### What needs to be done
All of the lines below are to be transcribed faithfully, with pictures excluded from the copy.

### Stored records
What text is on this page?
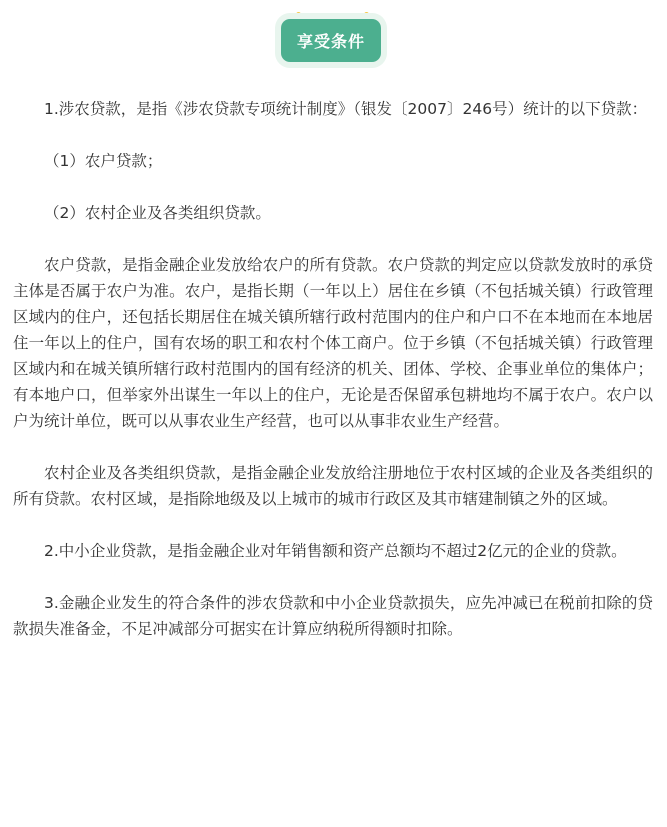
享受条件

1.涉农贷款，是指《涉农贷款专项统计制度》（银发〔2007〕246号）统计的以下贷款：

（1）农户贷款；

（2）农村企业及各类组织贷款。

农户贷款，是指金融企业发放给农户的所有贷款。农户贷款的判定应以贷款发放时的承贷主体是否属于农户为准。农户，是指长期（一年以上）居住在乡镇（不包括城关镇）行政管理区域内的住户，还包括长期居住在城关镇所辖行政村范围内的住户和户口不在本地而在本地居住一年以上的住户，国有农场的职工和农村个体工商户。位于乡镇（不包括城关镇）行政管理区域内和在城关镇所辖行政村范围内的国有经济的机关、团体、学校、企事业单位的集体户；有本地户口，但举家外出谋生一年以上的住户，无论是否保留承包耕地均不属于农户。农户以户为统计单位，既可以从事农业生产经营，也可以从事非农业生产经营。

农村企业及各类组织贷款，是指金融企业发放给注册地位于农村区域的企业及各类组织的所有贷款。农村区域，是指除地级及以上城市的城市行政区及其市辖建制镇之外的区域。

2.中小企业贷款，是指金融企业对年销售额和资产总额均不超过2亿元的企业的贷款。

3.金融企业发生的符合条件的涉农贷款和中小企业贷款损失，应先冲减已在税前扣除的贷款损失准备金，不足冲减部分可据实在计算应纳税所得额时扣除。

### Final result
What text is on this page?
享受条件

1.涉农贷款，是指《涉农贷款专项统计制度》（银发〔2007〕246号）统计的以下贷款：

（1）农户贷款；

（2）农村企业及各类组织贷款。

农户贷款，是指金融企业发放给农户的所有贷款。农户贷款的判定应以贷款发放时的承贷主体是否属于农户为准。农户，是指长期（一年以上）居住在乡镇（不包括城关镇）行政管理区域内的住户，还包括长期居住在城关镇所辖行政村范围内的住户和户口不在本地而在本地居住一年以上的住户，国有农场的职工和农村个体工商户。位于乡镇（不包括城关镇）行政管理区域内和在城关镇所辖行政村范围内的国有经济的机关、团体、学校、企事业单位的集体户；有本地户口，但举家外出谋生一年以上的住户，无论是否保留承包耕地均不属于农户。农户以户为统计单位，既可以从事农业生产经营，也可以从事非农业生产经营。

农村企业及各类组织贷款，是指金融企业发放给注册地位于农村区域的企业及各类组织的所有贷款。农村区域，是指除地级及以上城市的城市行政区及其市辖建制镇之外的区域。

2.中小企业贷款，是指金融企业对年销售额和资产总额均不超过2亿元的企业的贷款。

3.金融企业发生的符合条件的涉农贷款和中小企业贷款损失，应先冲减已在税前扣除的贷款损失准备金，不足冲减部分可据实在计算应纳税所得额时扣除。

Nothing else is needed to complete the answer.